[Dataset items]
>> Start

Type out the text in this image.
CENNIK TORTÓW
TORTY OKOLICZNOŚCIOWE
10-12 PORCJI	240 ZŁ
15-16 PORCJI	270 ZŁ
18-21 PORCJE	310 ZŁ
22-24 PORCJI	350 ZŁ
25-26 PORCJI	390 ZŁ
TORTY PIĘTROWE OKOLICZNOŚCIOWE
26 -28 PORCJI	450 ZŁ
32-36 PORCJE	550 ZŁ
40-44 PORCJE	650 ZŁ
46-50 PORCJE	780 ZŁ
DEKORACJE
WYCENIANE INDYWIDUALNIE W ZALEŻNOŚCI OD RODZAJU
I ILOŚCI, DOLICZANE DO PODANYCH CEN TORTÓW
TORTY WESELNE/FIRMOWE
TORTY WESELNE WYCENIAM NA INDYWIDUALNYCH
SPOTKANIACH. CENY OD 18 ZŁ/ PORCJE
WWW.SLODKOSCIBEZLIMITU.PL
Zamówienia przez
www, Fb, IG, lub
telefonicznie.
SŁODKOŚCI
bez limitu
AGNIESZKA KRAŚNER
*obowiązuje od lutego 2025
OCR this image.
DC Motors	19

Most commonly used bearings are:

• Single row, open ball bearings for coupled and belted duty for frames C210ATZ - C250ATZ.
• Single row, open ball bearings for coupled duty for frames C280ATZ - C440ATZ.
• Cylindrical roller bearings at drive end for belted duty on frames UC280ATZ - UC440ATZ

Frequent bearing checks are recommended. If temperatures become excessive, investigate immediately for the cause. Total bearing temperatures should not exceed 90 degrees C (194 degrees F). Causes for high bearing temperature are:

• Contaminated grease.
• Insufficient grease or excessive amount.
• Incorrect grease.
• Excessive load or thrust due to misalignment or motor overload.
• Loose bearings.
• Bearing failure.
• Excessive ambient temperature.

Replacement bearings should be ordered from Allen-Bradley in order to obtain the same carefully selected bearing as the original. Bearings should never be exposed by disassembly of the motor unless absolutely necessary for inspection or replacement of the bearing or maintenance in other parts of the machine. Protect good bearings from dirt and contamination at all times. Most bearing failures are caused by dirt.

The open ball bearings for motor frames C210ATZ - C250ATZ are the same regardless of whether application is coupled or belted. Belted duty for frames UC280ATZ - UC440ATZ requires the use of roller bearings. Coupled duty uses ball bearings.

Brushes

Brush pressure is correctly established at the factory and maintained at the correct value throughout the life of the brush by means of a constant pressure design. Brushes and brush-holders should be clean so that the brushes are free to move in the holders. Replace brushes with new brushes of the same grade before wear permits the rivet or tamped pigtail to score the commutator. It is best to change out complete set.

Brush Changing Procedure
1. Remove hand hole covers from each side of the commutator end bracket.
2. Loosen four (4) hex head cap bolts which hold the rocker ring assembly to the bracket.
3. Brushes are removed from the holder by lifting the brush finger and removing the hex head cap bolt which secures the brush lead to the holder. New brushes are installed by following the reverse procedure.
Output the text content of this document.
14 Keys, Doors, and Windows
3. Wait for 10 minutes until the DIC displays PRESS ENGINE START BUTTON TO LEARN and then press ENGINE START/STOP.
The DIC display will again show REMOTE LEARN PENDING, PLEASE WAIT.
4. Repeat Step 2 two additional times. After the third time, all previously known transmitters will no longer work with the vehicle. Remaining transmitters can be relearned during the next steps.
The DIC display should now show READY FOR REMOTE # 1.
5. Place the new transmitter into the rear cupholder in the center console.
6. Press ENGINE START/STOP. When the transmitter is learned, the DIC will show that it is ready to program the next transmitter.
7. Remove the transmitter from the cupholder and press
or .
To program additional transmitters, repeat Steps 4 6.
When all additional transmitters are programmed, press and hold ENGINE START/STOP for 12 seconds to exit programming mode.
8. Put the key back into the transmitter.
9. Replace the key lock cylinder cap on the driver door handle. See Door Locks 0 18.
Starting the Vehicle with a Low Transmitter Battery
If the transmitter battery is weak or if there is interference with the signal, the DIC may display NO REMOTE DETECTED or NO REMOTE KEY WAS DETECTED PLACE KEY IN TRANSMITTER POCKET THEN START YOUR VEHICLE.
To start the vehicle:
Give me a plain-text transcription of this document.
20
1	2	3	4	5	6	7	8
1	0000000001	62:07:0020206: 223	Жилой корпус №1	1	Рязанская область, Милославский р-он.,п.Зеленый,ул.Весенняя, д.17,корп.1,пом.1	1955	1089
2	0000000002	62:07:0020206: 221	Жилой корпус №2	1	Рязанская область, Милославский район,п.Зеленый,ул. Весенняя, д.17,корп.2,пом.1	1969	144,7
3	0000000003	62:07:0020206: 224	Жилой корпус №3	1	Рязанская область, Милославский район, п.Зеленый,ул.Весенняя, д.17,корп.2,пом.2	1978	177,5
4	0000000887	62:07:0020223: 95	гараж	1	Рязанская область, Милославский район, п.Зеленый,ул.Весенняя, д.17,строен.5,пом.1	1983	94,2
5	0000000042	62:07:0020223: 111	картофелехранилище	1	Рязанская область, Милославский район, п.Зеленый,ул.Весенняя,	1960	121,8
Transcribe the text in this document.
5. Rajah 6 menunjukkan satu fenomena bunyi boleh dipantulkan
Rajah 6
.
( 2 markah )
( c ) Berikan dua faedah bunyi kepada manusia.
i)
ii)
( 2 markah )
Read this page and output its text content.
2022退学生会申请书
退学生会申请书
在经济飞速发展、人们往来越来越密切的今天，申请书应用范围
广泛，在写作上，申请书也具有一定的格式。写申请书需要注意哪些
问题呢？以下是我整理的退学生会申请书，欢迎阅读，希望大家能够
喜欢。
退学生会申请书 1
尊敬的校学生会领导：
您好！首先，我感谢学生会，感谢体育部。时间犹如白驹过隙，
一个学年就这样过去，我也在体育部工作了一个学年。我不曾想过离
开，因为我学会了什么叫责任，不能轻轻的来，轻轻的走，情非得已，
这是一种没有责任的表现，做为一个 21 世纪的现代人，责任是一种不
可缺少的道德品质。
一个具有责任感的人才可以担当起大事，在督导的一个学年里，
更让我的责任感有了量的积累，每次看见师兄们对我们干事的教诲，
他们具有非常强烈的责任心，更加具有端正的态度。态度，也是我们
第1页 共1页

>> End

WORK REQUIRED:
Reproduce the material exactly, with every line intact.

TASK RESPONSE:
Type out the text in this image.
CENNIK TORTÓW
TORTY OKOLICZNOŚCIOWE
10-12 PORCJI	240 ZŁ
15-16 PORCJI	270 ZŁ
18-21 PORCJE	310 ZŁ
22-24 PORCJI	350 ZŁ
25-26 PORCJI	390 ZŁ
TORTY PIĘTROWE OKOLICZNOŚCIOWE
26 -28 PORCJI	450 ZŁ
32-36 PORCJE	550 ZŁ
40-44 PORCJE	650 ZŁ
46-50 PORCJE	780 ZŁ
DEKORACJE
WYCENIANE INDYWIDUALNIE W ZALEŻNOŚCI OD RODZAJU
I ILOŚCI, DOLICZANE DO PODANYCH CEN TORTÓW
TORTY WESELNE/FIRMOWE
TORTY WESELNE WYCENIAM NA INDYWIDUALNYCH
SPOTKANIACH. CENY OD 18 ZŁ/ PORCJE
WWW.SLODKOSCIBEZLIMITU.PL
Zamówienia przez
www, Fb, IG, lub
telefonicznie.
SŁODKOŚCI
bez limitu
AGNIESZKA KRAŚNER
*obowiązuje od lutego 2025
OCR this image.
DC Motors	19

Most commonly used bearings are:

• Single row, open ball bearings for coupled and belted duty for frames C210ATZ - C250ATZ.
• Single row, open ball bearings for coupled duty for frames C280ATZ - C440ATZ.
• Cylindrical roller bearings at drive end for belted duty on frames UC280ATZ - UC440ATZ

Frequent bearing checks are recommended. If temperatures become excessive, investigate immediately for the cause. Total bearing temperatures should not exceed 90 degrees C (194 degrees F). Causes for high bearing temperature are:

• Contaminated grease.
• Insufficient grease or excessive amount.
• Incorrect grease.
• Excessive load or thrust due to misalignment or motor overload.
• Loose bearings.
• Bearing failure.
• Excessive ambient temperature.

Replacement bearings should be ordered from Allen-Bradley in order to obtain the same carefully selected bearing as the original. Bearings should never be exposed by disassembly of the motor unless absolutely necessary for inspection or replacement of the bearing or maintenance in other parts of the machine. Protect good bearings from dirt and contamination at all times. Most bearing failures are caused by dirt.

The open ball bearings for motor frames C210ATZ - C250ATZ are the same regardless of whether application is coupled or belted. Belted duty for frames UC280ATZ - UC440ATZ requires the use of roller bearings. Coupled duty uses ball bearings.

Brushes

Brush pressure is correctly established at the factory and maintained at the correct value throughout the life of the brush by means of a constant pressure design. Brushes and brush-holders should be clean so that the brushes are free to move in the holders. Replace brushes with new brushes of the same grade before wear permits the rivet or tamped pigtail to score the commutator. It is best to change out complete set.

Brush Changing Procedure
1. Remove hand hole covers from each side of the commutator end bracket.
2. Loosen four (4) hex head cap bolts which hold the rocker ring assembly to the bracket.
3. Brushes are removed from the holder by lifting the brush finger and removing the hex head cap bolt which secures the brush lead to the holder. New brushes are installed by following the reverse procedure.
Output the text content of this document.
14 Keys, Doors, and Windows
3. Wait for 10 minutes until the DIC displays PRESS ENGINE START BUTTON TO LEARN and then press ENGINE START/STOP.
The DIC display will again show REMOTE LEARN PENDING, PLEASE WAIT.
4. Repeat Step 2 two additional times. After the third time, all previously known transmitters will no longer work with the vehicle. Remaining transmitters can be relearned during the next steps.
The DIC display should now show READY FOR REMOTE # 1.
5. Place the new transmitter into the rear cupholder in the center console.
6. Press ENGINE START/STOP. When the transmitter is learned, the DIC will show that it is ready to program the next transmitter.
7. Remove the transmitter from the cupholder and press
or .
To program additional transmitters, repeat Steps 4 6.
When all additional transmitters are programmed, press and hold ENGINE START/STOP for 12 seconds to exit programming mode.
8. Put the key back into the transmitter.
9. Replace the key lock cylinder cap on the driver door handle. See Door Locks 0 18.
Starting the Vehicle with a Low Transmitter Battery
If the transmitter battery is weak or if there is interference with the signal, the DIC may display NO REMOTE DETECTED or NO REMOTE KEY WAS DETECTED PLACE KEY IN TRANSMITTER POCKET THEN START YOUR VEHICLE.
To start the vehicle:
Give me a plain-text transcription of this document.
20
1	2	3	4	5	6	7	8
1	0000000001	62:07:0020206: 223	Жилой корпус №1	1	Рязанская область, Милославский р-он.,п.Зеленый,ул.Весенняя, д.17,корп.1,пом.1	1955	1089
2	0000000002	62:07:0020206: 221	Жилой корпус №2	1	Рязанская область, Милославский район,п.Зеленый,ул. Весенняя, д.17,корп.2,пом.1	1969	144,7
3	0000000003	62:07:0020206: 224	Жилой корпус №3	1	Рязанская область, Милославский район, п.Зеленый,ул.Весенняя, д.17,корп.2,пом.2	1978	177,5
4	0000000887	62:07:0020223: 95	гараж	1	Рязанская область, Милославский район, п.Зеленый,ул.Весенняя, д.17,строен.5,пом.1	1983	94,2
5	0000000042	62:07:0020223: 111	картофелехранилище	1	Рязанская область, Милославский район, п.Зеленый,ул.Весенняя,	1960	121,8
Transcribe the text in this document.
5. Rajah 6 menunjukkan satu fenomena bunyi boleh dipantulkan
Rajah 6
.
( 2 markah )
( c ) Berikan dua faedah bunyi kepada manusia.
i)
ii)
( 2 markah )
Read this page and output its text content.
2022退学生会申请书
退学生会申请书
在经济飞速发展、人们往来越来越密切的今天，申请书应用范围
广泛，在写作上，申请书也具有一定的格式。写申请书需要注意哪些
问题呢？以下是我整理的退学生会申请书，欢迎阅读，希望大家能够
喜欢。
退学生会申请书 1
尊敬的校学生会领导：
您好！首先，我感谢学生会，感谢体育部。时间犹如白驹过隙，
一个学年就这样过去，我也在体育部工作了一个学年。我不曾想过离
开，因为我学会了什么叫责任，不能轻轻的来，轻轻的走，情非得已，
这是一种没有责任的表现，做为一个 21 世纪的现代人，责任是一种不
可缺少的道德品质。
一个具有责任感的人才可以担当起大事，在督导的一个学年里，
更让我的责任感有了量的积累，每次看见师兄们对我们干事的教诲，
他们具有非常强烈的责任心，更加具有端正的态度。态度，也是我们
第1页 共1页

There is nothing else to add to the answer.